[Excerpts from a figure dataset]
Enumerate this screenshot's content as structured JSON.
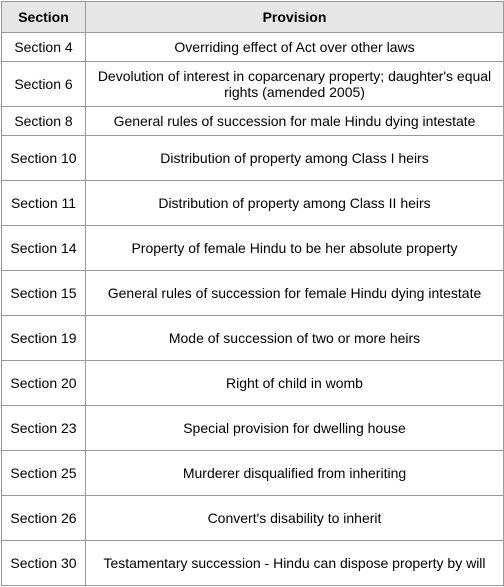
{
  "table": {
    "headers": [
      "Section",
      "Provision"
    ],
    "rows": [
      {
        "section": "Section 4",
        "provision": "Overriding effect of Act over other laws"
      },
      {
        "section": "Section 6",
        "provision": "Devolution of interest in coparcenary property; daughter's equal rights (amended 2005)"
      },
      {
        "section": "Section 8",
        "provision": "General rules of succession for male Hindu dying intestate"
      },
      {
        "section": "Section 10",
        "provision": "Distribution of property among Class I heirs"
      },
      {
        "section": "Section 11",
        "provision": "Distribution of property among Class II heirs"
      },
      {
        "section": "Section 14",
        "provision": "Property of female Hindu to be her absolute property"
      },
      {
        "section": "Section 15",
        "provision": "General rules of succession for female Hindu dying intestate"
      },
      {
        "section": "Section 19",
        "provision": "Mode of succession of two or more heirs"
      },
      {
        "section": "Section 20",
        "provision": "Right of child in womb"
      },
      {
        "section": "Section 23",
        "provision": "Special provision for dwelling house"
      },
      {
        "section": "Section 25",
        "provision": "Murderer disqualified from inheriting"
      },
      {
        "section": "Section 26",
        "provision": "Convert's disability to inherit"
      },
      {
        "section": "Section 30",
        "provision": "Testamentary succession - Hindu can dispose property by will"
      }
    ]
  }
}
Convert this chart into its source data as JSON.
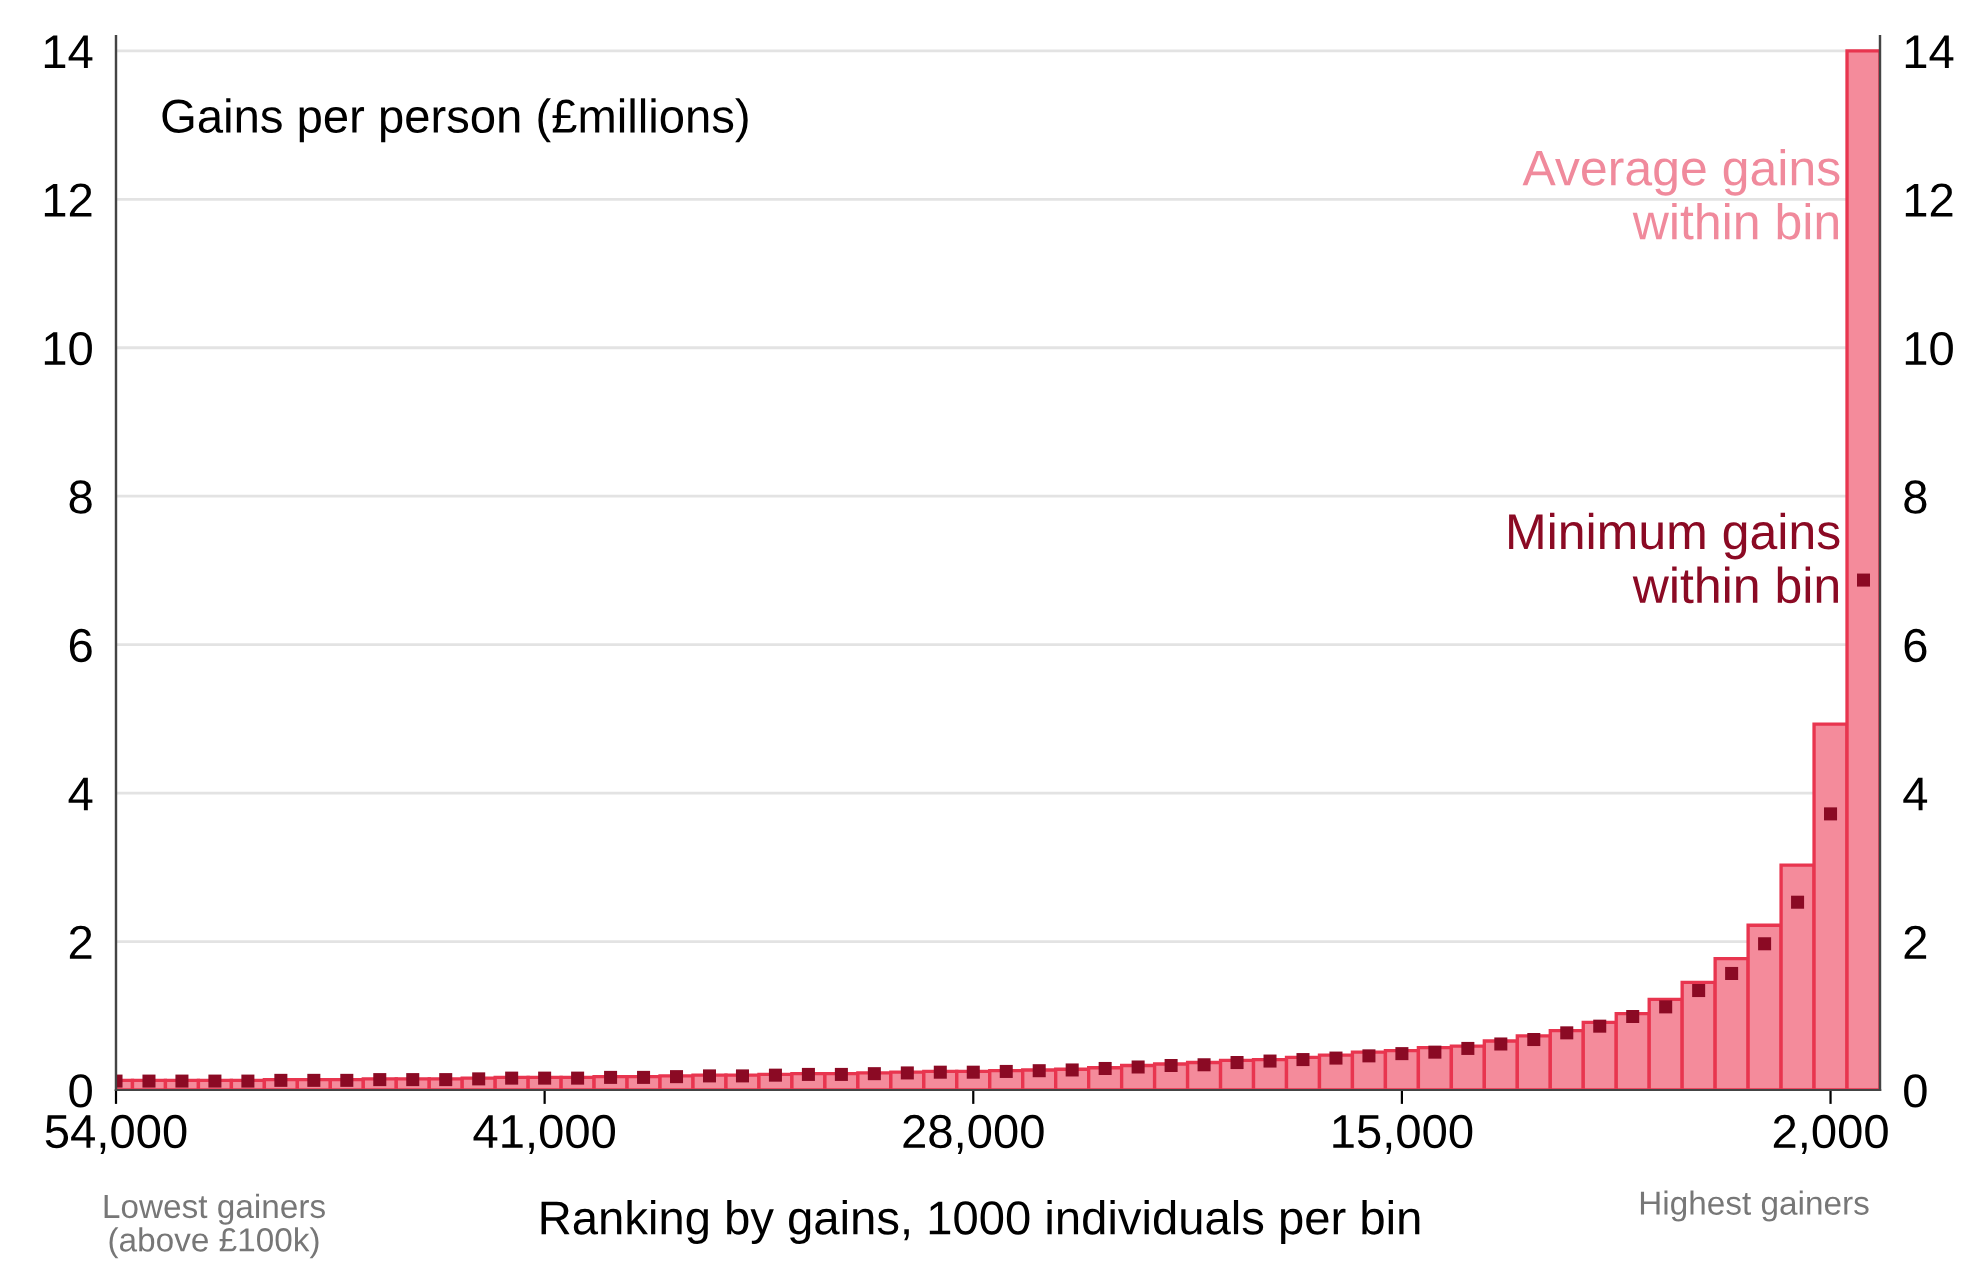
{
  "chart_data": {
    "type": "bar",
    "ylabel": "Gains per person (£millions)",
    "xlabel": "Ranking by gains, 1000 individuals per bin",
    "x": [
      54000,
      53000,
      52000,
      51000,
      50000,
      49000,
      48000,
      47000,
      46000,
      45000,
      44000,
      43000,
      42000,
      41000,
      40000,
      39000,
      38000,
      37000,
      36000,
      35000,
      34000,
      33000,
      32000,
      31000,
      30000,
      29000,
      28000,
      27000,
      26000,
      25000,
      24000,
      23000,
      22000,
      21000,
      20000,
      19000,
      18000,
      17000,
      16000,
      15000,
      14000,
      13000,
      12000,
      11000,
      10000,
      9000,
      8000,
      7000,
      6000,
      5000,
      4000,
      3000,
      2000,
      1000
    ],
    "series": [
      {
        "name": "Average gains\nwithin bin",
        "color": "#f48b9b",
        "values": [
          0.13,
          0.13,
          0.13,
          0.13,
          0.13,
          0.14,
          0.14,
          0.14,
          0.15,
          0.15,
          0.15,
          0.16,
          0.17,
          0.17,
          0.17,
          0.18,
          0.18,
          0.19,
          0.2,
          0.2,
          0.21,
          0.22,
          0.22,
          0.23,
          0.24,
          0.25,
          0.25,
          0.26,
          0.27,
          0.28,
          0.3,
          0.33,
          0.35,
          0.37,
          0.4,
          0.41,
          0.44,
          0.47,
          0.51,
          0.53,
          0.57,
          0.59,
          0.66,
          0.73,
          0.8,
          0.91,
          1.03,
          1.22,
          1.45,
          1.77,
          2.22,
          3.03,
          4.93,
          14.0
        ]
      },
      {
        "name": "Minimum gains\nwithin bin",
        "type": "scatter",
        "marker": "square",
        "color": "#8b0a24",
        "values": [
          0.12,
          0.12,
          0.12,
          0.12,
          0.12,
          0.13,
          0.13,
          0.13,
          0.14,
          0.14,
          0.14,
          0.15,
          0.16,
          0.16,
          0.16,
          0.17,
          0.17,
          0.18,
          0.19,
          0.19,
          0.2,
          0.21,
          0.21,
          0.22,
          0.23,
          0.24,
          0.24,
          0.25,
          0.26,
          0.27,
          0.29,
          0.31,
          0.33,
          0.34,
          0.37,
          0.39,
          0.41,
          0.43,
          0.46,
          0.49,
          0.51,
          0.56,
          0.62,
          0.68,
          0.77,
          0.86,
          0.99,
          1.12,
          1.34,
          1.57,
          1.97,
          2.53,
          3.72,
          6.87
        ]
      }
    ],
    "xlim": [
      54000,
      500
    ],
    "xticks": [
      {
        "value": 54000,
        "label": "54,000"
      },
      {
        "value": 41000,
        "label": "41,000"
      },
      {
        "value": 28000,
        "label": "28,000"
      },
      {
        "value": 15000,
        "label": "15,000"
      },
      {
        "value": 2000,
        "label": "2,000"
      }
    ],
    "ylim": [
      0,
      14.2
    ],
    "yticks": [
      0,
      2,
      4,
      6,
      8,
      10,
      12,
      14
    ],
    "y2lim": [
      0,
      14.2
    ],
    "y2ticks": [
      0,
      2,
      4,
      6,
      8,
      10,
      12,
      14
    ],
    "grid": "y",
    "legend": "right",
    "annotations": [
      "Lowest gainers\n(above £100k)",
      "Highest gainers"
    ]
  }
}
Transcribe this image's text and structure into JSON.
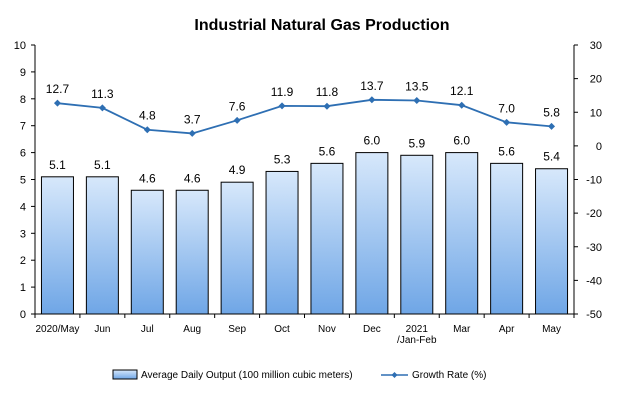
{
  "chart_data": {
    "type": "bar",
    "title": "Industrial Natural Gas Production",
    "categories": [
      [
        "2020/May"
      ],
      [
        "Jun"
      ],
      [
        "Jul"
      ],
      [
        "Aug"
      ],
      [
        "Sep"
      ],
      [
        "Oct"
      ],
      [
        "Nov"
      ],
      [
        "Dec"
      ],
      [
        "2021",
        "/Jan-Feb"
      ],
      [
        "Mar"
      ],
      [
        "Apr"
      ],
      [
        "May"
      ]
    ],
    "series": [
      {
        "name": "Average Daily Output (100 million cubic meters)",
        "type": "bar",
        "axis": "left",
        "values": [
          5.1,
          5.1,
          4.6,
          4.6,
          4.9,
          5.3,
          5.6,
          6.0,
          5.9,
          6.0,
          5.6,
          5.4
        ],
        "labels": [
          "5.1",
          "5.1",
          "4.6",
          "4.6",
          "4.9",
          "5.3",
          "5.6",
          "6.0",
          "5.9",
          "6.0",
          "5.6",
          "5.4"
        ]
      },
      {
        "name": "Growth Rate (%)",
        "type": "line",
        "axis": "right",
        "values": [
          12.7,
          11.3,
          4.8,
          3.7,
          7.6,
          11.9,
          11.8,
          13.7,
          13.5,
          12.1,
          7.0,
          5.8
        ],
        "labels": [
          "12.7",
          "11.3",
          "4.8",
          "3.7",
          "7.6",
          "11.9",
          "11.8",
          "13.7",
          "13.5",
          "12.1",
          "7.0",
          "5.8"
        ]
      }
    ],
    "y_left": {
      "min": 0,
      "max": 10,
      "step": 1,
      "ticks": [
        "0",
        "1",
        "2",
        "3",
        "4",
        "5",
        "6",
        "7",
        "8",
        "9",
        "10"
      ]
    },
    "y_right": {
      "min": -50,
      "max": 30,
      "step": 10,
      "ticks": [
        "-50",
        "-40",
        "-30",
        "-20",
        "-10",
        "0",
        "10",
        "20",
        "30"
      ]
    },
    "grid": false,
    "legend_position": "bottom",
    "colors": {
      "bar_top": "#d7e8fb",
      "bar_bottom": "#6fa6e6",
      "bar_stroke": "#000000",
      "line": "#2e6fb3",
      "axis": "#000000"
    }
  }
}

=== SHORT PROBLEM ===
Count the lines of the material that include the word "among", then state only the total.

=== FINAL ANSWER ===
2